TASK BRIEF |
Take every line where the string "JSON" appears and copy it.

Start

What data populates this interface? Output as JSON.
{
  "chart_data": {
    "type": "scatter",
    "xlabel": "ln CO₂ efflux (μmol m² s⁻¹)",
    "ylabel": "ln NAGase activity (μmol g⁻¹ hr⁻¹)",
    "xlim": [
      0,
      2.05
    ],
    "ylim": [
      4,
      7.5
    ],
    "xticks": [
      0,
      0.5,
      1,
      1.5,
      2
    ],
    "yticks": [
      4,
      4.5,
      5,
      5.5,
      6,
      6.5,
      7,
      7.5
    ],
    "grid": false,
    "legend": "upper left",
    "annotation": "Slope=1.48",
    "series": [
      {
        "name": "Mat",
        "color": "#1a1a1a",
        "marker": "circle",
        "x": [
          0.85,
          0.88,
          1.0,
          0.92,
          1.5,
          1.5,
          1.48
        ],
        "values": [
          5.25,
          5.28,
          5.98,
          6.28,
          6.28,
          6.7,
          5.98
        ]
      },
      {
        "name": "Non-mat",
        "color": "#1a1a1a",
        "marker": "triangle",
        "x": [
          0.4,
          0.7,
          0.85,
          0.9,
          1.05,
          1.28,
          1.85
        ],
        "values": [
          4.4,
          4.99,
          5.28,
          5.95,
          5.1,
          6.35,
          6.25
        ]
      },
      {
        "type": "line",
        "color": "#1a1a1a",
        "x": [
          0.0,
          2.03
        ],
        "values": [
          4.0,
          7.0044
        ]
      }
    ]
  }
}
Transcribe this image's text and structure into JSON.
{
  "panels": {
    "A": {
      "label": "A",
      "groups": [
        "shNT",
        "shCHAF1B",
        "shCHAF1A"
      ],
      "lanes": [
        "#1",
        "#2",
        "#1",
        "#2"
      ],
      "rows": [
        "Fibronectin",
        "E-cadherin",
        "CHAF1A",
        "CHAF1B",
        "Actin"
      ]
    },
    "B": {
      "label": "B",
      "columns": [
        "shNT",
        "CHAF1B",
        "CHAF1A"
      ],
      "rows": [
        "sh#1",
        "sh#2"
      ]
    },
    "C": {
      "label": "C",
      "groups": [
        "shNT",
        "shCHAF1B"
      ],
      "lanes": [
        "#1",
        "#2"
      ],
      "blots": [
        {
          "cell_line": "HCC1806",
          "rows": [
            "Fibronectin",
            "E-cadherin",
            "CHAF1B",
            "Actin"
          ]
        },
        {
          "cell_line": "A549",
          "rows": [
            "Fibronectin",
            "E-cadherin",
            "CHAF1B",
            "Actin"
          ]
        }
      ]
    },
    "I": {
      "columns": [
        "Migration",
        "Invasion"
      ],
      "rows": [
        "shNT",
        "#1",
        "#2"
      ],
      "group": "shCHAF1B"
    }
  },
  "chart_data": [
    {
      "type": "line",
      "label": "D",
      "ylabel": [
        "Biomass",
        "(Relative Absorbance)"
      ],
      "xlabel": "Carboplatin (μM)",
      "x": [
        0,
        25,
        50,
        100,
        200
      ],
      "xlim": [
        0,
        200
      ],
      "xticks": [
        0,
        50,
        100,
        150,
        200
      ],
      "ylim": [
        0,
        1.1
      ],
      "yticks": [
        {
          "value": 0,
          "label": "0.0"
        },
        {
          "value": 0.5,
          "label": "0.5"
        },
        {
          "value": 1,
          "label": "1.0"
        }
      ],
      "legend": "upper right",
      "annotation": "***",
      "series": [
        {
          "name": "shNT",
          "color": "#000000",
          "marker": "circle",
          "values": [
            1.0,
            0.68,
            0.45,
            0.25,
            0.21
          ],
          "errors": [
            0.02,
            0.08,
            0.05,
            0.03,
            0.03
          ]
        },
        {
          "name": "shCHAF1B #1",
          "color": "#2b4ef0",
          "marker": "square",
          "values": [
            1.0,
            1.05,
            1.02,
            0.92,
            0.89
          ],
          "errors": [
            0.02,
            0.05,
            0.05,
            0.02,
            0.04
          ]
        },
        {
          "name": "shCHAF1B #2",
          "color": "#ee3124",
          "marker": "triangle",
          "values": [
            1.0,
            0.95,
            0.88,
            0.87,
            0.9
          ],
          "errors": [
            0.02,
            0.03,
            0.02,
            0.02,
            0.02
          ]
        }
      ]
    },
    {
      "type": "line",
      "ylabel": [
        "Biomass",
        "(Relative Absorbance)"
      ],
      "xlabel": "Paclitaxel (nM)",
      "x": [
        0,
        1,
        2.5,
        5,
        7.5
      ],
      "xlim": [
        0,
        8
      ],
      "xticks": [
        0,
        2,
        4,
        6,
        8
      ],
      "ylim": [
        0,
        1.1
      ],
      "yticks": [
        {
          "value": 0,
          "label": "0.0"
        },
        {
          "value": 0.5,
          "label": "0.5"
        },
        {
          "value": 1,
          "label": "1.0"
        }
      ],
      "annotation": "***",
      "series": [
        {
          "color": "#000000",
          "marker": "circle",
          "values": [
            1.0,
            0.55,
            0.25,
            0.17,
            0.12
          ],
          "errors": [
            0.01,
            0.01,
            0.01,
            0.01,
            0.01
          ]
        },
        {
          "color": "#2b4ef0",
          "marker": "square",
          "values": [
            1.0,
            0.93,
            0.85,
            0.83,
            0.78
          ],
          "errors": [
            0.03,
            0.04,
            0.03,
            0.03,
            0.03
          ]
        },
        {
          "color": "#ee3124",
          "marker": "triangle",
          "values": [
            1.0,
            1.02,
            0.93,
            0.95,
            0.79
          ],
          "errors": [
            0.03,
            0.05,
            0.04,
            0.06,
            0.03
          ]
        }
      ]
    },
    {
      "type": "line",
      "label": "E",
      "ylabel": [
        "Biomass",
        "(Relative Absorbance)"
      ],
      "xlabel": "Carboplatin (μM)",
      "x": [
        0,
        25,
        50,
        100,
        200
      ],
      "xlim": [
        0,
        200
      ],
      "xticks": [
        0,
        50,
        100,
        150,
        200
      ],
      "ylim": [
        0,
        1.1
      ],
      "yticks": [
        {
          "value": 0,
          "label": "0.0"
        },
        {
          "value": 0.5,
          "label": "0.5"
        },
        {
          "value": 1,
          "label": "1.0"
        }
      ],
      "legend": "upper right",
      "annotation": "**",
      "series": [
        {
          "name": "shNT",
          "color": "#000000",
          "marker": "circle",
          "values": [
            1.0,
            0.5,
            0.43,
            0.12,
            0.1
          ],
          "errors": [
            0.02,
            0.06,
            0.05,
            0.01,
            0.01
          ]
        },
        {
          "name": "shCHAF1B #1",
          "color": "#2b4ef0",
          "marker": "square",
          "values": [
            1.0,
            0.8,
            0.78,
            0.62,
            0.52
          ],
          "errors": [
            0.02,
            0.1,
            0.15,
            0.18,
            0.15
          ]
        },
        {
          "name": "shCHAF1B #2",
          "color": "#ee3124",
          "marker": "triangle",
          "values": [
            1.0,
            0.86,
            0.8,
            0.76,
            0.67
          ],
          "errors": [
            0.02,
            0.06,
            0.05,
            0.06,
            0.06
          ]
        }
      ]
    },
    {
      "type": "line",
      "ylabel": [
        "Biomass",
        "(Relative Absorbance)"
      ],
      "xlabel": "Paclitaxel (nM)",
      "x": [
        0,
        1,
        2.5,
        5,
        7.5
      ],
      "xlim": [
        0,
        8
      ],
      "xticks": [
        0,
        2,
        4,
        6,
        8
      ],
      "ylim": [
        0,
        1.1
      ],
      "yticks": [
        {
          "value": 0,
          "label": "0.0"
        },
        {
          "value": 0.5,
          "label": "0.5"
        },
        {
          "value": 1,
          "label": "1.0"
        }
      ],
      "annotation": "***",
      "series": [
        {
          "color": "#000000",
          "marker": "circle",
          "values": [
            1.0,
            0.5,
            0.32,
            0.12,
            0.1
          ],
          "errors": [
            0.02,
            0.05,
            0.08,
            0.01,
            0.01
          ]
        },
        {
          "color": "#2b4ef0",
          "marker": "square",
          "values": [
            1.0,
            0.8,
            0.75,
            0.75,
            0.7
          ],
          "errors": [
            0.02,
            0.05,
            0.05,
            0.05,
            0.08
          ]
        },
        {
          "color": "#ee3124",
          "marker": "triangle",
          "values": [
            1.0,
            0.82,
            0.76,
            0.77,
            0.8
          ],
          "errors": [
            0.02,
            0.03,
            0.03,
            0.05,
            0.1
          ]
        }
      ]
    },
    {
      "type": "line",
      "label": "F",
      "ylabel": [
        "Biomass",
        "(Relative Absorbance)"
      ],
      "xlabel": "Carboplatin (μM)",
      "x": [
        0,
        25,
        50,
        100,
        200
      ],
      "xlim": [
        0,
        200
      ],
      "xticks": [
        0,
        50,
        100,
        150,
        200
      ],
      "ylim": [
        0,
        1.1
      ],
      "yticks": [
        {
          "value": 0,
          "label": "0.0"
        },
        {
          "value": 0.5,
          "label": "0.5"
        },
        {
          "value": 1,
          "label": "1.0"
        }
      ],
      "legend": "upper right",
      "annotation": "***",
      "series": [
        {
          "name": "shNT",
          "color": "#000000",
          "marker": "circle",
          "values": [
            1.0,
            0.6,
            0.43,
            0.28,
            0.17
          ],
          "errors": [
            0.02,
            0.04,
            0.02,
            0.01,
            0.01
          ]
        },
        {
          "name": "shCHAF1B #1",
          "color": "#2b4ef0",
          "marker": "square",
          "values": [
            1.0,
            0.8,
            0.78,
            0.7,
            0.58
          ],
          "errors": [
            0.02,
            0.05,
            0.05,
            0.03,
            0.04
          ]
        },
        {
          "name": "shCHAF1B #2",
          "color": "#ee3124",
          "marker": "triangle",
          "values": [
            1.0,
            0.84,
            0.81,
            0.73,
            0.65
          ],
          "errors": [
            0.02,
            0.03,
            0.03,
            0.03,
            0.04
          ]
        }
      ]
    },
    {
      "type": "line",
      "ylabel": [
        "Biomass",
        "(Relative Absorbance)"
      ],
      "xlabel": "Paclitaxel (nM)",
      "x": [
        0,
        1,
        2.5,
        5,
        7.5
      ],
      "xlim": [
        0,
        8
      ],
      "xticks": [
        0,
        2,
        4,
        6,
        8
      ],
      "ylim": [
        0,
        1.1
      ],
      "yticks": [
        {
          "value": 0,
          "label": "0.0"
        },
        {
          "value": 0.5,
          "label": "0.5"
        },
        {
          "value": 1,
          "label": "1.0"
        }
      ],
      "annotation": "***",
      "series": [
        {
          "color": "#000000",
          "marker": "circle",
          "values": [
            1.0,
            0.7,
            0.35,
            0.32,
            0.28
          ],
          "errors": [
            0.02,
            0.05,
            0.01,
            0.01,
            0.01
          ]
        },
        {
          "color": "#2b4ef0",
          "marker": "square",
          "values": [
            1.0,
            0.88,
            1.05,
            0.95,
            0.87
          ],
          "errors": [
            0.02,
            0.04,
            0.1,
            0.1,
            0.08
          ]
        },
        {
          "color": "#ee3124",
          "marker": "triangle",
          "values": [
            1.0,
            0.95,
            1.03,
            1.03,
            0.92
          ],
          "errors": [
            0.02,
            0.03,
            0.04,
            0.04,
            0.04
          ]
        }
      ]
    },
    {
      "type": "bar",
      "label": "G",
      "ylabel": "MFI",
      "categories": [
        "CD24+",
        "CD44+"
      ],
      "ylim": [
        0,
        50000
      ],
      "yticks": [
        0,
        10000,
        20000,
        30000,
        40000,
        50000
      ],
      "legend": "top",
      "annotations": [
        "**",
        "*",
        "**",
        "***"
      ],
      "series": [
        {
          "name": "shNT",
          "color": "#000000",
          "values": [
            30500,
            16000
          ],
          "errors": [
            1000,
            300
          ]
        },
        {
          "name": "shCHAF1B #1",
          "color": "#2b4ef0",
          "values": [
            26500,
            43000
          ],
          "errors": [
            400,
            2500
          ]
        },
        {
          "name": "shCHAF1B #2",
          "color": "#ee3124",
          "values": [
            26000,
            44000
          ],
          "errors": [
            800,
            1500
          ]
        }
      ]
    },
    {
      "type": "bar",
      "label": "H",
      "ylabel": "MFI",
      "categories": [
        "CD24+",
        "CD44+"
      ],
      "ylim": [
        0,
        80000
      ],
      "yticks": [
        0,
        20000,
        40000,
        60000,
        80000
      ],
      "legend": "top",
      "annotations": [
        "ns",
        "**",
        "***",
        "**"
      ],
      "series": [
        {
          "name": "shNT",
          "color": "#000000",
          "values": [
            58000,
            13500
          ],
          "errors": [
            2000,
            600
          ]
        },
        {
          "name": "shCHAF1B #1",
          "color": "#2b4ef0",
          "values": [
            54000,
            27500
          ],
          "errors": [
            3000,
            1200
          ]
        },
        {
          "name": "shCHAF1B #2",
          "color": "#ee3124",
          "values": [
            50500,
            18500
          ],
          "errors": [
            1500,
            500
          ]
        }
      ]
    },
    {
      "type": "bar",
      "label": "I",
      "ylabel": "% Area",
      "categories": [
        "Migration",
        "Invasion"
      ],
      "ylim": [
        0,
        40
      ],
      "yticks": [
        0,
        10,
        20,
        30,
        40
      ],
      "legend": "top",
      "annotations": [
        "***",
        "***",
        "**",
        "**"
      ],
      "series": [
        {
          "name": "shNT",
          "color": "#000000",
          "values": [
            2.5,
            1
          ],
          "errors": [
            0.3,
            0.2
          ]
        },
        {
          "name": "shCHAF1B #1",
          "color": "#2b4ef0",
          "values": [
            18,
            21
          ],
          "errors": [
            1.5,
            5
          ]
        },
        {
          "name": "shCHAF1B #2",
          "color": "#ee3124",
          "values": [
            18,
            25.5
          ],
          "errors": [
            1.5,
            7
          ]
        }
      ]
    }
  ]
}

End

RESPONSE TO THIS TASK |
What data populates this interface? Output as JSON.
Transcribe this image's text and structure into JSON.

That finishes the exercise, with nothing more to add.